◆ Directions:
Make an exact copy of the entries, and keep any pictures out of it.

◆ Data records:
····················

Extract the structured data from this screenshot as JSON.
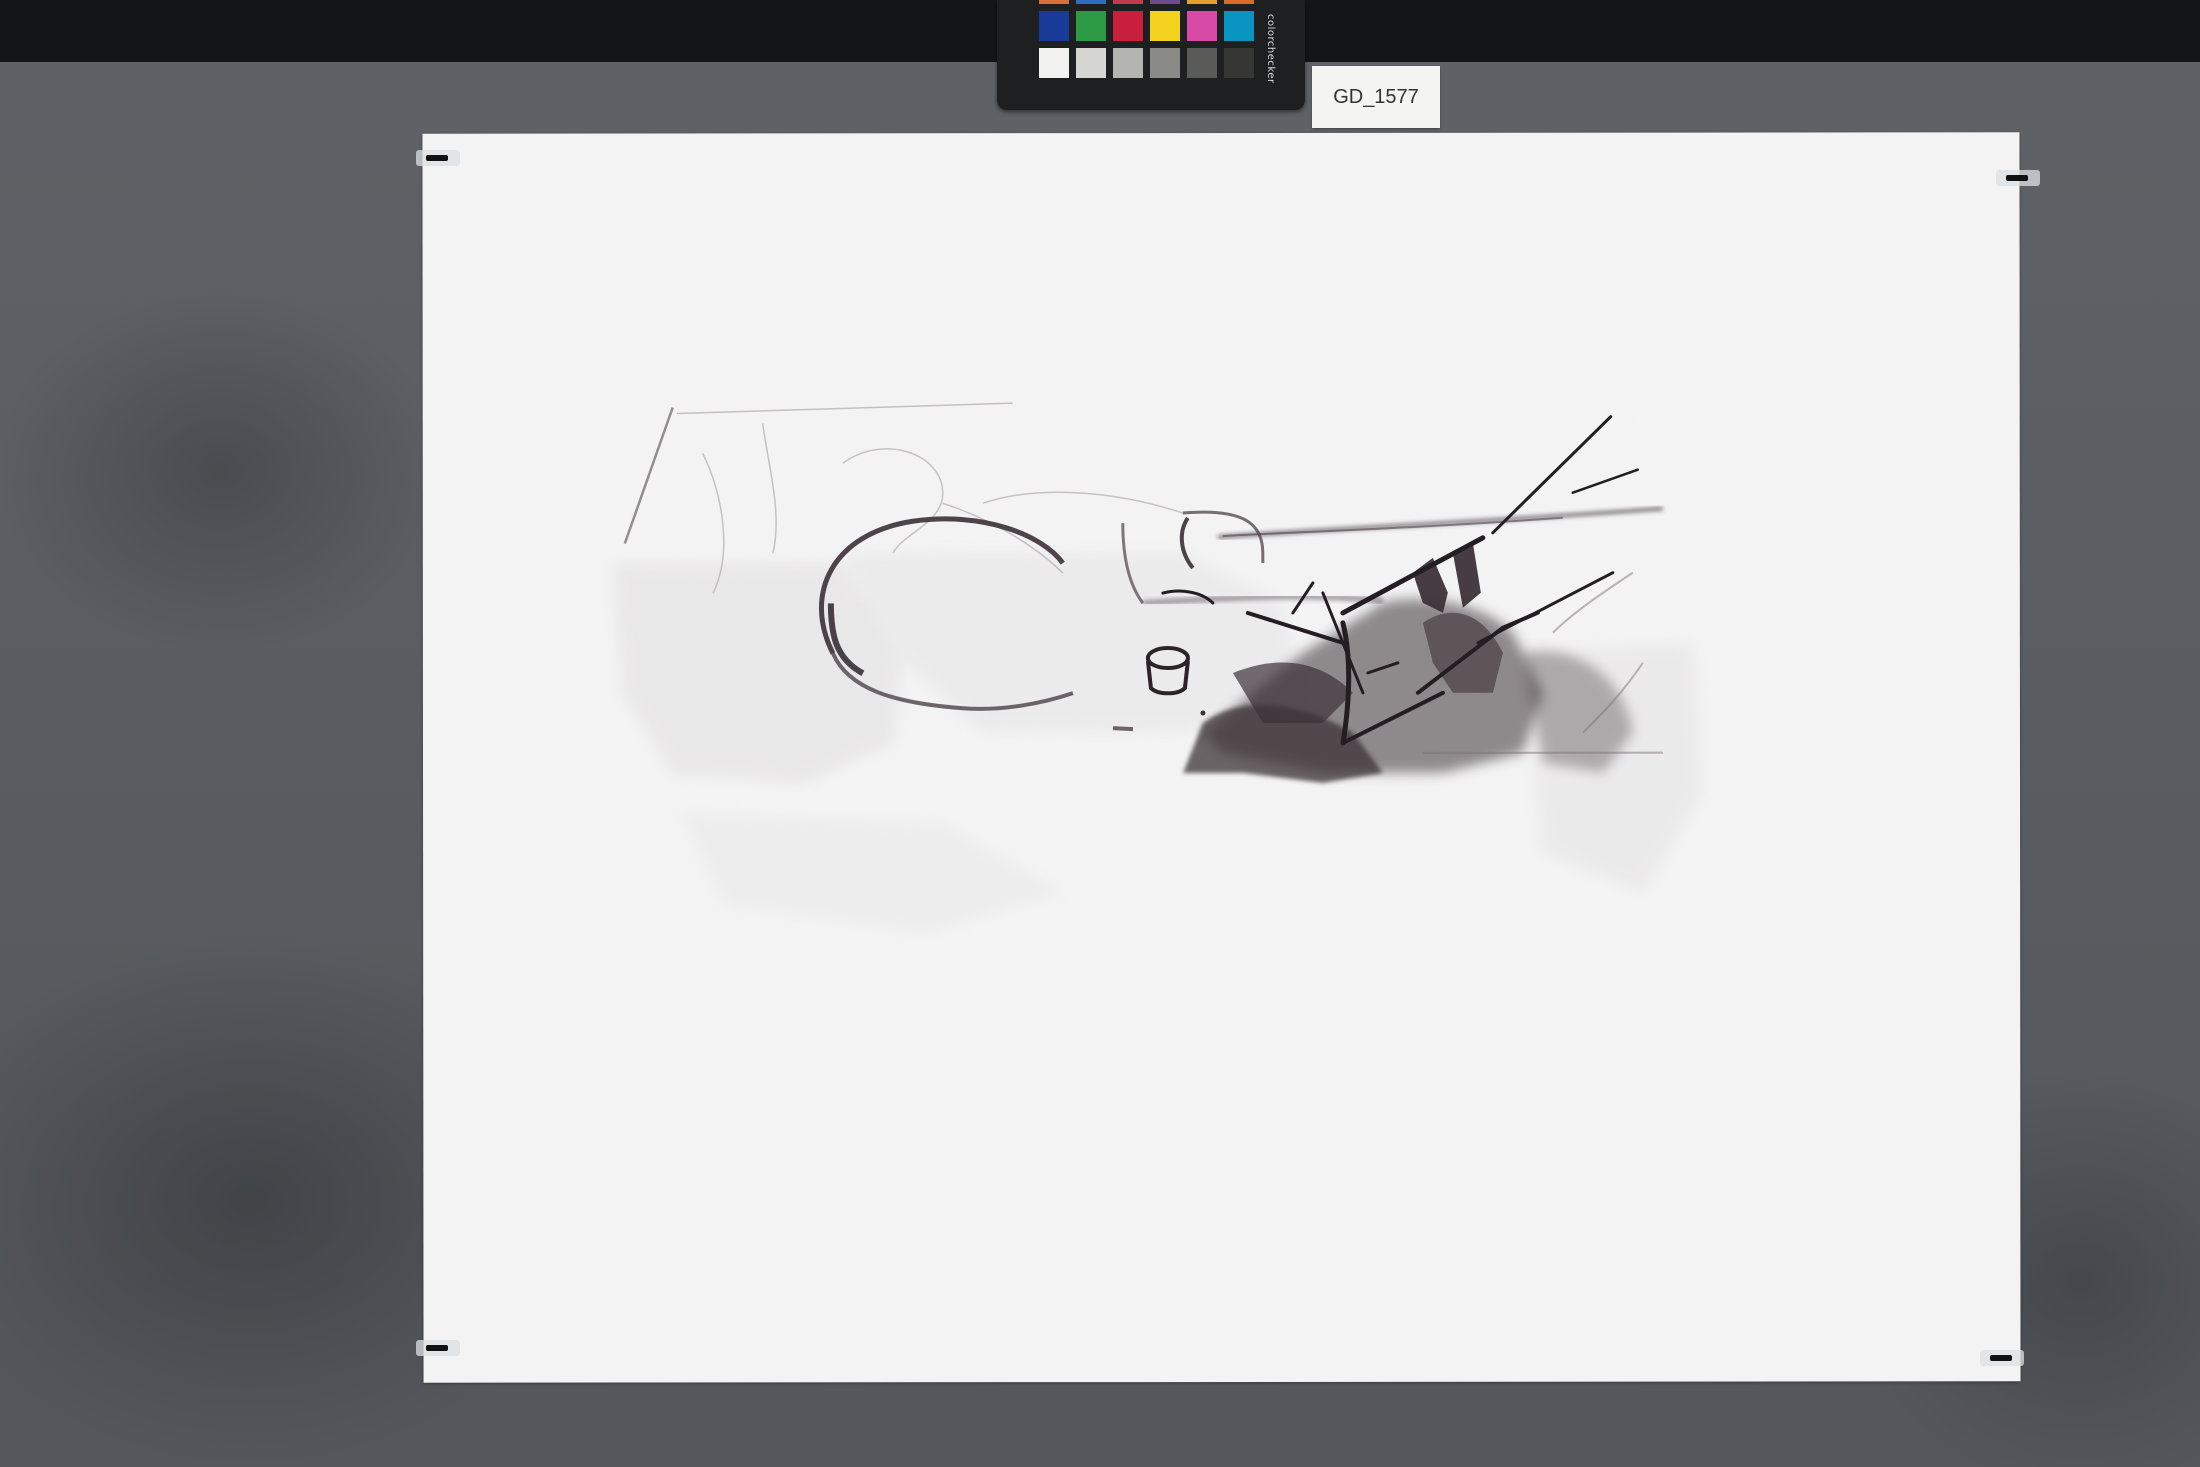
{
  "scene": {
    "label_text": "GD_1577",
    "checker_brand_text": "colorchecker",
    "checker_patches": [
      "#d8703a",
      "#2c6fc0",
      "#c23a4c",
      "#6c4c8a",
      "#e5a12e",
      "#d86a2a",
      "#1a3a9a",
      "#2c9a44",
      "#c8203c",
      "#f2d21e",
      "#d84aa6",
      "#0a94c2",
      "#f2f2f0",
      "#d6d6d4",
      "#b4b4b2",
      "#8a8a88",
      "#5a5a58",
      "#363634"
    ],
    "background_color": "#5a5d61",
    "paper_color": "#f4f4f4",
    "ink_color": "#3b3036"
  }
}
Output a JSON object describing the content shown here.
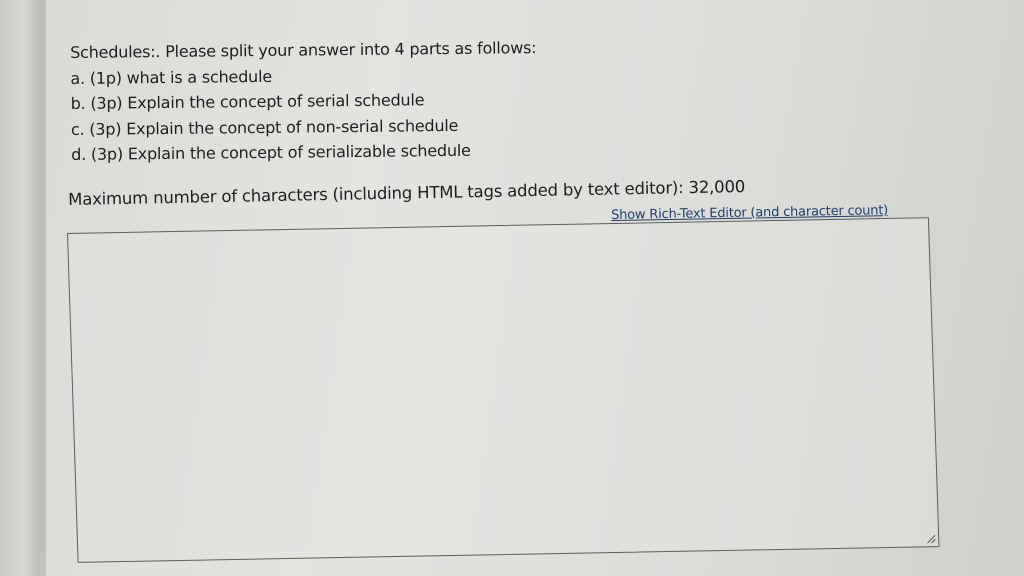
{
  "question": {
    "title": "Schedules:. Please split your answer into 4 parts as follows:",
    "parts": [
      "a. (1p) what is a schedule",
      "b. (3p) Explain the concept of serial schedule",
      "c. (3p) Explain the concept of non-serial schedule",
      "d. (3p) Explain the concept of serializable schedule"
    ]
  },
  "editor": {
    "max_chars_label": "Maximum number of characters (including HTML tags added by text editor): 32,000",
    "rich_text_link": "Show Rich-Text Editor (and character count)",
    "answer_value": ""
  }
}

····················

◆ Complete output:
Extract the structured data from this screenshot as JSON.
{
  "scene": {
    "label_text": "GD_1577",
    "checker_brand_text": "colorchecker",
    "checker_patches": [
      "#d8703a",
      "#2c6fc0",
      "#c23a4c",
      "#6c4c8a",
      "#e5a12e",
      "#d86a2a",
      "#1a3a9a",
      "#2c9a44",
      "#c8203c",
      "#f2d21e",
      "#d84aa6",
      "#0a94c2",
      "#f2f2f0",
      "#d6d6d4",
      "#b4b4b2",
      "#8a8a88",
      "#5a5a58",
      "#363634"
    ],
    "background_color": "#5a5d61",
    "paper_color": "#f4f4f4",
    "ink_color": "#3b3036"
  }
}
Output a JSON object describing the content shown here.
{
  "question": {
    "title": "Schedules:. Please split your answer into 4 parts as follows:",
    "parts": [
      "a. (1p) what is a schedule",
      "b. (3p) Explain the concept of serial schedule",
      "c. (3p) Explain the concept of non-serial schedule",
      "d. (3p) Explain the concept of serializable schedule"
    ]
  },
  "editor": {
    "max_chars_label": "Maximum number of characters (including HTML tags added by text editor): 32,000",
    "rich_text_link": "Show Rich-Text Editor (and character count)",
    "answer_value": ""
  }
}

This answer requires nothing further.